Copy each line in which the string "метрологии" occurs.

Saved entries:
Begin
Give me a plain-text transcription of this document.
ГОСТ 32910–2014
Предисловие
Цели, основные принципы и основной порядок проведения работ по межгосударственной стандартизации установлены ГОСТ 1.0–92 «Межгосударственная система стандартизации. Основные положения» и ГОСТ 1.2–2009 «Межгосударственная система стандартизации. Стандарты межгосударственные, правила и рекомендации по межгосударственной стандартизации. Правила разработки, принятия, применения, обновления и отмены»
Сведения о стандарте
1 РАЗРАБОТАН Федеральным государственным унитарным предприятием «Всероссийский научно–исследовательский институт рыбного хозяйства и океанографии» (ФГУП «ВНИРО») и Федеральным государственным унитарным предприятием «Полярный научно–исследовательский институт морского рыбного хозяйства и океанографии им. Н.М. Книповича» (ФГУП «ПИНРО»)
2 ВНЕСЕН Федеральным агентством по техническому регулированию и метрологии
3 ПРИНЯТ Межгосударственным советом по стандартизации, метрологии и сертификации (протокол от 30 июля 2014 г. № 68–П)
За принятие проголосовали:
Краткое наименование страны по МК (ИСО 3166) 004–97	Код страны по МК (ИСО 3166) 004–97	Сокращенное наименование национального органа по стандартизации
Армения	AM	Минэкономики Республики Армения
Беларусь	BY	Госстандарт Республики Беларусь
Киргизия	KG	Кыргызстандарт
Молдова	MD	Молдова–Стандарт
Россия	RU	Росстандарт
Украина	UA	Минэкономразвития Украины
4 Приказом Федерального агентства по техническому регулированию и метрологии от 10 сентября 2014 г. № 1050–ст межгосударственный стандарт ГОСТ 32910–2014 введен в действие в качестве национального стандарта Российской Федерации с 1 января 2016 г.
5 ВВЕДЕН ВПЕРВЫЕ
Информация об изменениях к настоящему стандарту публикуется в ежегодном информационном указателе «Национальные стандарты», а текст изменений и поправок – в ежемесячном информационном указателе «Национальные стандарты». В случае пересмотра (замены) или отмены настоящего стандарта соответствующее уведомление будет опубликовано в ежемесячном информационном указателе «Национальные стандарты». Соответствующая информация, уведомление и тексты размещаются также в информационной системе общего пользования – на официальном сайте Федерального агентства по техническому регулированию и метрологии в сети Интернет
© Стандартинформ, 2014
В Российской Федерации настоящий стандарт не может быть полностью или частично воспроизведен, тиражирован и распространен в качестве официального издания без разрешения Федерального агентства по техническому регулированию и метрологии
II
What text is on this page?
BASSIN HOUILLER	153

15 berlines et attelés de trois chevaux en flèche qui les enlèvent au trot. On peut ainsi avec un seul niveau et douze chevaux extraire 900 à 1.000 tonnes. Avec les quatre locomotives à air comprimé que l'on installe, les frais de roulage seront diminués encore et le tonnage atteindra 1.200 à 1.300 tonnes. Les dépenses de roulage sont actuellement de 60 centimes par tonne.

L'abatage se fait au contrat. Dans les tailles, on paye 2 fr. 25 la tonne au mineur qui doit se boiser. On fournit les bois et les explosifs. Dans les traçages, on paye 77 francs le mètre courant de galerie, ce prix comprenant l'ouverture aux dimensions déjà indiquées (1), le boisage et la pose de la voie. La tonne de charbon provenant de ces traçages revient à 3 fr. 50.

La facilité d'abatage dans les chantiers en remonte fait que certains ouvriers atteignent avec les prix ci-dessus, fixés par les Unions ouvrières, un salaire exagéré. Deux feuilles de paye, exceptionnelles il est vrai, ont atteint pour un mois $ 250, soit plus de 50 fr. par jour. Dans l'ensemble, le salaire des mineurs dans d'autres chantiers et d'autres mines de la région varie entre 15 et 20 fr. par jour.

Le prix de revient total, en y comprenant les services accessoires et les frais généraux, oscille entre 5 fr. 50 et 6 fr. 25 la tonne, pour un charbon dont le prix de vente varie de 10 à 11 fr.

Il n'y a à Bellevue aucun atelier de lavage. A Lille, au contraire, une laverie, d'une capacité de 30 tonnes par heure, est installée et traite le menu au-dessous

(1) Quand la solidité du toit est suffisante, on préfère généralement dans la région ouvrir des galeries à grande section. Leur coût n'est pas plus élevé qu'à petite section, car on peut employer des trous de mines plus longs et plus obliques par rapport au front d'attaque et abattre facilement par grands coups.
End
SOLUTION TO THIS PROBLEM =>
2 ВНЕСЕН Федеральным агентством по техническому регулированию и метрологии
3 ПРИНЯТ Межгосударственным советом по стандартизации, метрологии и сертификации (протокол от 30 июля 2014 г. № 68–П)
4 Приказом Федерального агентства по техническому регулированию и метрологии от 10 сентября 2014 г. № 1050–ст межгосударственный стандарт ГОСТ 32910–2014 введен в действие в качестве национального стандарта Российской Федерации с 1 января 2016 г.
Информация об изменениях к настоящему стандарту публикуется в ежегодном информационном указателе «Национальные стандарты», а текст изменений и поправок – в ежемесячном информационном указателе «Национальные стандарты». В случае пересмотра (замены) или отмены настоящего стандарта соответствующее уведомление будет опубликовано в ежемесячном информационном указателе «Национальные стандарты». Соответствующая информация, уведомление и тексты размещаются также в информационной системе общего пользования – на официальном сайте Федерального агентства по техническому регулированию и метрологии в сети Интернет
В Российской Федерации настоящий стандарт не может быть полностью или частично воспроизведен, тиражирован и распространен в качестве официального издания без разрешения Федерального агентства по техническому регулированию и метрологии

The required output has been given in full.